Supplied records:

━━━

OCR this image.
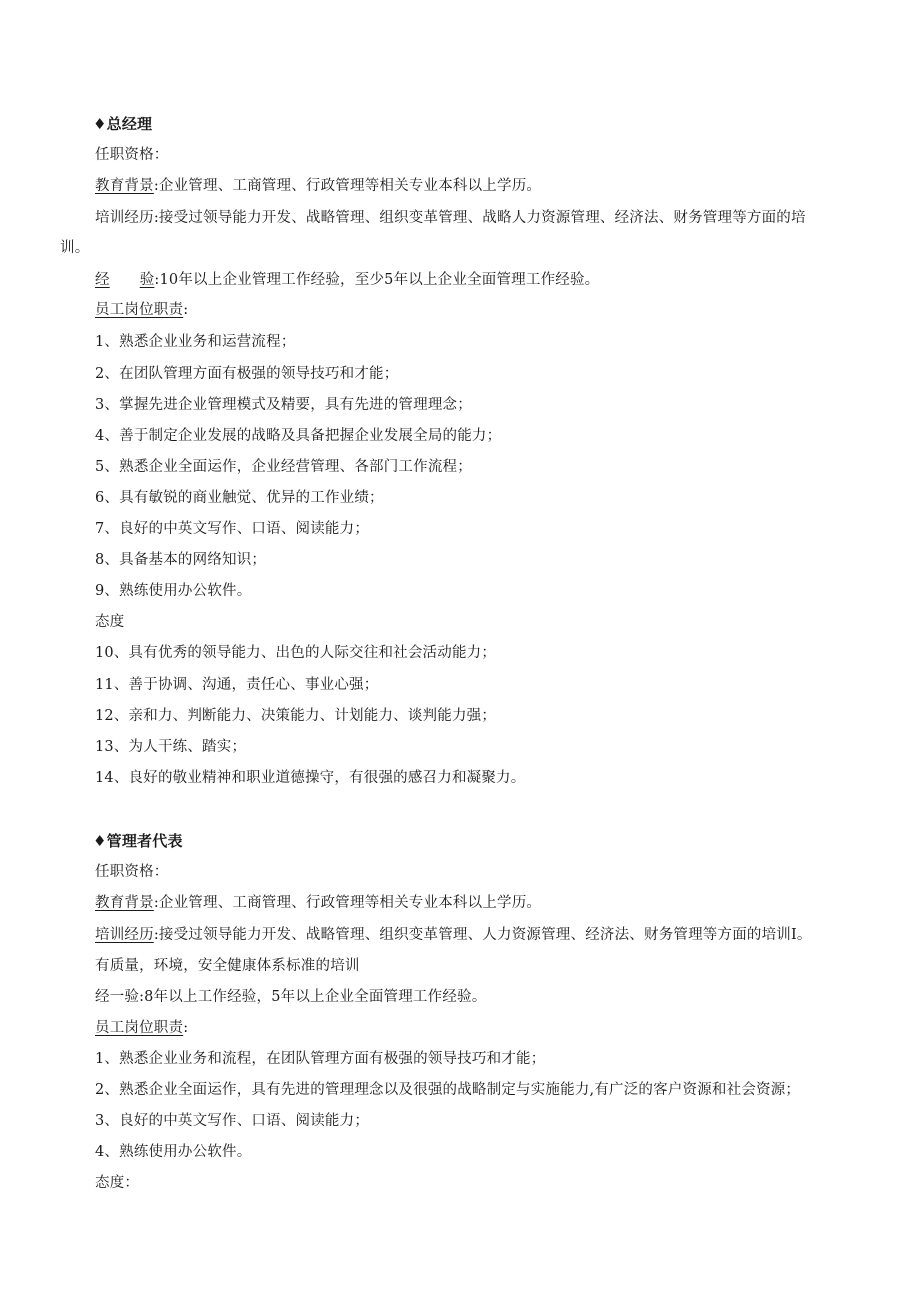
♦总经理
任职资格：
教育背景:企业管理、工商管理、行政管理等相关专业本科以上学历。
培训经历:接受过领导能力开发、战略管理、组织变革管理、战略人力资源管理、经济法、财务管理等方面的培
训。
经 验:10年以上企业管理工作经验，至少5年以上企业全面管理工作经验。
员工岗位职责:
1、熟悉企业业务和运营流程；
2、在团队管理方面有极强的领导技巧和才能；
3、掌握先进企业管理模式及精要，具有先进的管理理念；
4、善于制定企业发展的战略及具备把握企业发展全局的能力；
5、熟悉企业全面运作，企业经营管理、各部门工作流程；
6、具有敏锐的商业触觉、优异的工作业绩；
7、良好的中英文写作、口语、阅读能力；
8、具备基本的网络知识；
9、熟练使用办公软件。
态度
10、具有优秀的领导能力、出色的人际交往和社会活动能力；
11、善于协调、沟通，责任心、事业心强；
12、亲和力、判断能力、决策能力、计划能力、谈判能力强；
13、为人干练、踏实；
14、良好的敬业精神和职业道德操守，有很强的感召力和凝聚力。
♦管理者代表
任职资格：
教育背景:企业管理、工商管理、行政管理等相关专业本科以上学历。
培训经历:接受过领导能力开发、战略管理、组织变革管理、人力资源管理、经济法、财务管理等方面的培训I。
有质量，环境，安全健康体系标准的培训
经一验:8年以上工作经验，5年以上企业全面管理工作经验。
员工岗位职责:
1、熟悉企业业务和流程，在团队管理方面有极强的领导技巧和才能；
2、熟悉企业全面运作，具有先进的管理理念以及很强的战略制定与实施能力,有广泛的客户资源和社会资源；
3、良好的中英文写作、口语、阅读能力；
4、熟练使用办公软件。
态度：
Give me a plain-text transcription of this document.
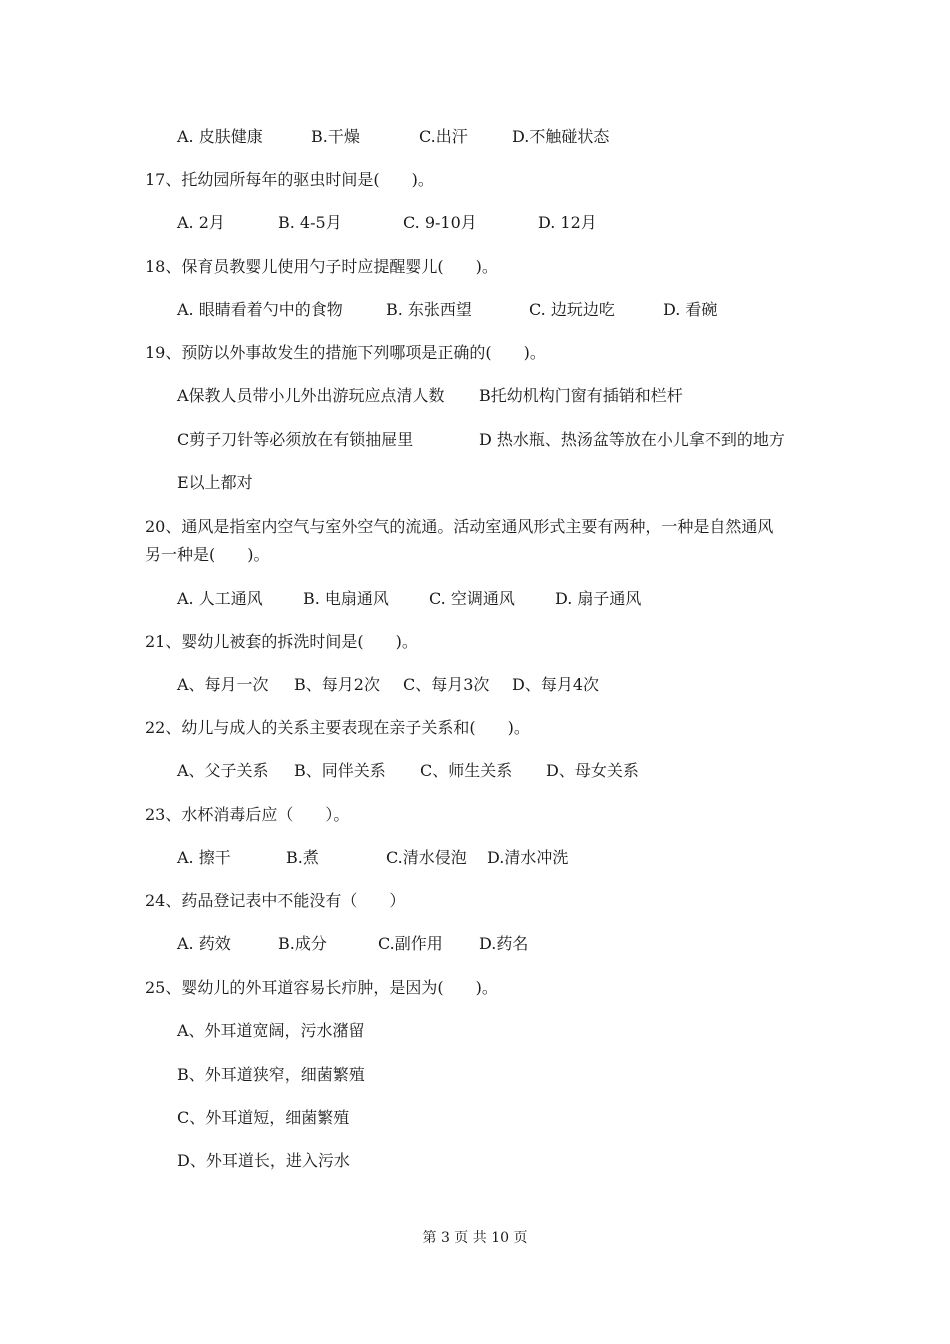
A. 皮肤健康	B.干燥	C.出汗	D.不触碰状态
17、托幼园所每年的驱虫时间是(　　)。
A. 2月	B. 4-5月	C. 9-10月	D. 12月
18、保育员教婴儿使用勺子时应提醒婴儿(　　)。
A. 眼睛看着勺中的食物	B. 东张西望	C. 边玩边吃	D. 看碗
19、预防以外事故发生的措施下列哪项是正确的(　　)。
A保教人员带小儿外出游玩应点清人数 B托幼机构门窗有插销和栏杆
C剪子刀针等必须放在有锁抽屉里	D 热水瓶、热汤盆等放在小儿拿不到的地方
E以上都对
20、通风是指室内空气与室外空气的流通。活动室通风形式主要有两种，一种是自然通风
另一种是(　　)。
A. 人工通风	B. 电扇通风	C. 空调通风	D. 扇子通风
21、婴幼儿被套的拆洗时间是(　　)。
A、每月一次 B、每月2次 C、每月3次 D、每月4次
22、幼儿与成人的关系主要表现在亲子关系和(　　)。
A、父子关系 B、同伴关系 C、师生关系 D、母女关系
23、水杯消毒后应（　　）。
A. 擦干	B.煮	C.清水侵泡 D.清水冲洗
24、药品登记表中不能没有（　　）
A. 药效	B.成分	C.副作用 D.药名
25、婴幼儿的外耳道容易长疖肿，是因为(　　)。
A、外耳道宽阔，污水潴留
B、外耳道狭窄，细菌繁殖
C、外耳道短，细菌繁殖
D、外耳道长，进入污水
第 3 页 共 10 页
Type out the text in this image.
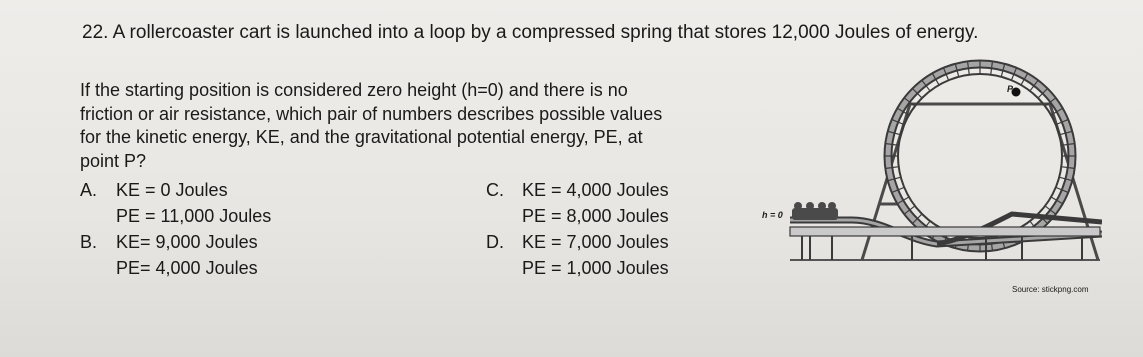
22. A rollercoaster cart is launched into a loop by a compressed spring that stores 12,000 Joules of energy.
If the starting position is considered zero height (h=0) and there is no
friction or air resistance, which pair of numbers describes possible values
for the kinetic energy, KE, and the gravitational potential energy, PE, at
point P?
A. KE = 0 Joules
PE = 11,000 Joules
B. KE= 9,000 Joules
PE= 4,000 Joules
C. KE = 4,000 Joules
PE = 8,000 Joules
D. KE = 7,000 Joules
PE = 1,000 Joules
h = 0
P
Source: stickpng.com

━━━

Do not include pictures. Copy only the lines running from the line with "Type out the text in this image." through the last line of the records, exactly as they appear.

Type out the text in this image.
22. A rollercoaster cart is launched into a loop by a compressed spring that stores 12,000 Joules of energy.
If the starting position is considered zero height (h=0) and there is no
friction or air resistance, which pair of numbers describes possible values
for the kinetic energy, KE, and the gravitational potential energy, PE, at
point P?
A. KE = 0 Joules
PE = 11,000 Joules
B. KE= 9,000 Joules
PE= 4,000 Joules
C. KE = 4,000 Joules
PE = 8,000 Joules
D. KE = 7,000 Joules
PE = 1,000 Joules
h = 0
P
Source: stickpng.com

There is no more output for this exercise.